THE EXERCISE: Search the material for the string "label", then return every line where it is found.

SUPPLIED ENTRIES:

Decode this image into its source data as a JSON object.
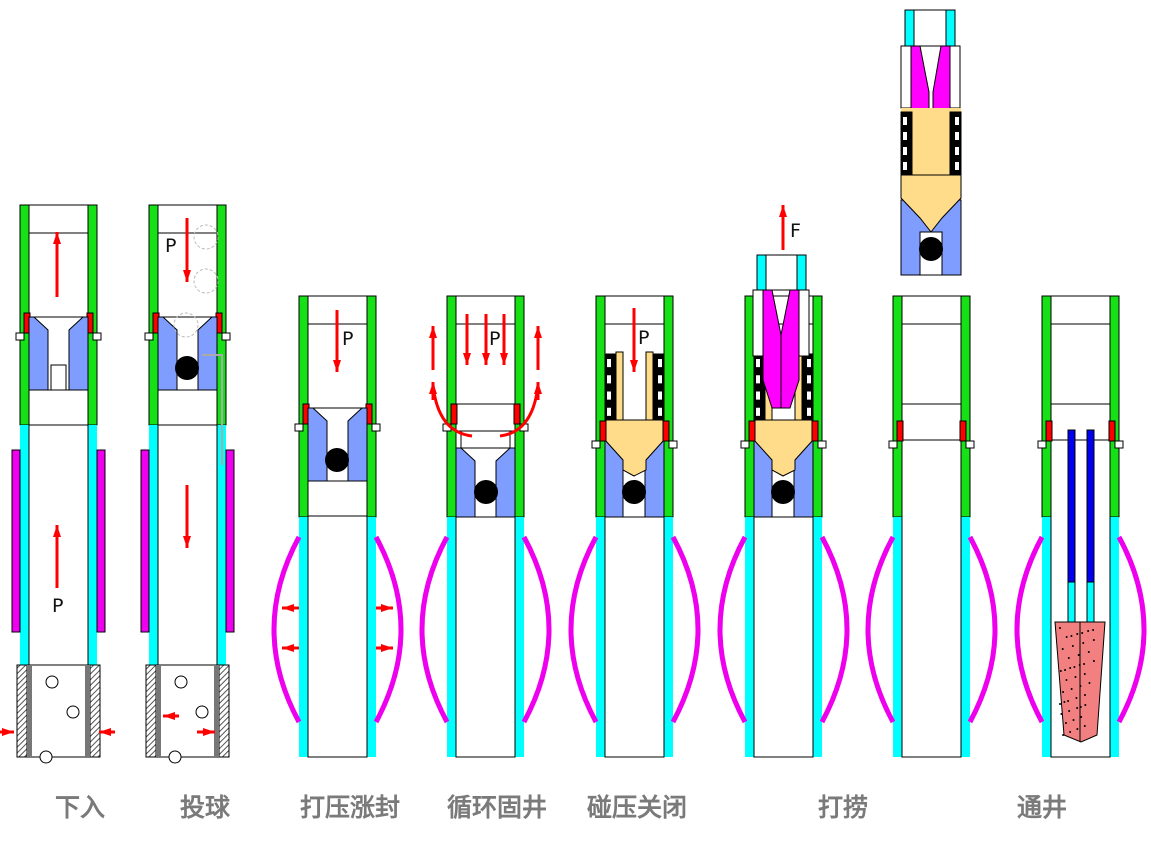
{
  "stages": [
    {
      "label": "下入"
    },
    {
      "label": "投球"
    },
    {
      "label": "打压涨封"
    },
    {
      "label": "循环固井"
    },
    {
      "label": "碰压关闭"
    },
    {
      "label": "打捞"
    },
    {
      "label": "通井"
    }
  ],
  "marks": {
    "pressure": "P",
    "force": "F"
  },
  "colors": {
    "upper_body": "#16e016",
    "lower_body": "#00ffff",
    "expansion_bow": "#ee00ee",
    "seat": "#7f9cff",
    "dog": "#ff0000",
    "plug": "#ffdc8a",
    "rubber": "#000000",
    "spear": "#ff00ff",
    "drift_rod": "#0000ee",
    "mill": "#f28080",
    "arrow": "#ff0000",
    "label": "#7a7a7a"
  }
}
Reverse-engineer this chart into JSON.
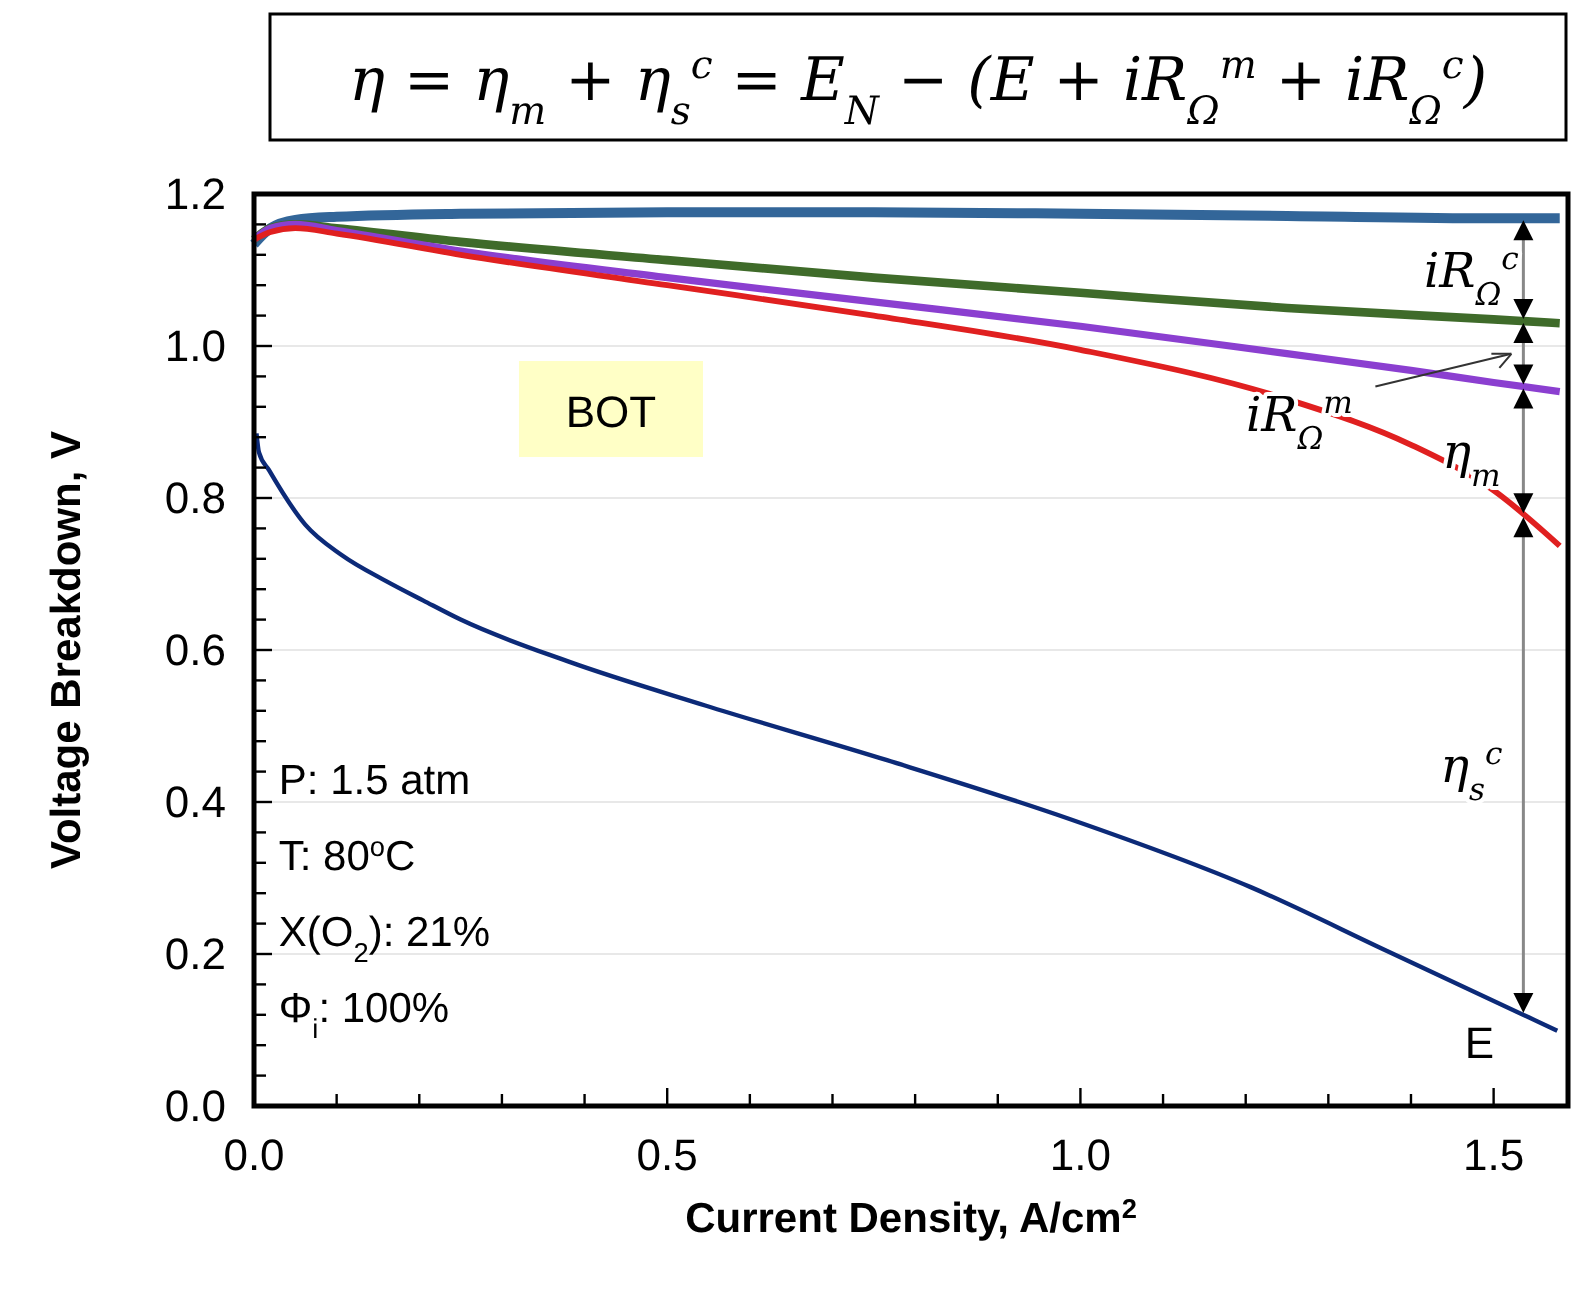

FINAL ANSWER:
      "label": "下入"
      "label": "投球"
      "label": "打压涨封"
      "label": "循环固井"
      "label": "碰压关闭"
      "label": "打捞"
      "label": "通井"
    "label": "#7a7a7a"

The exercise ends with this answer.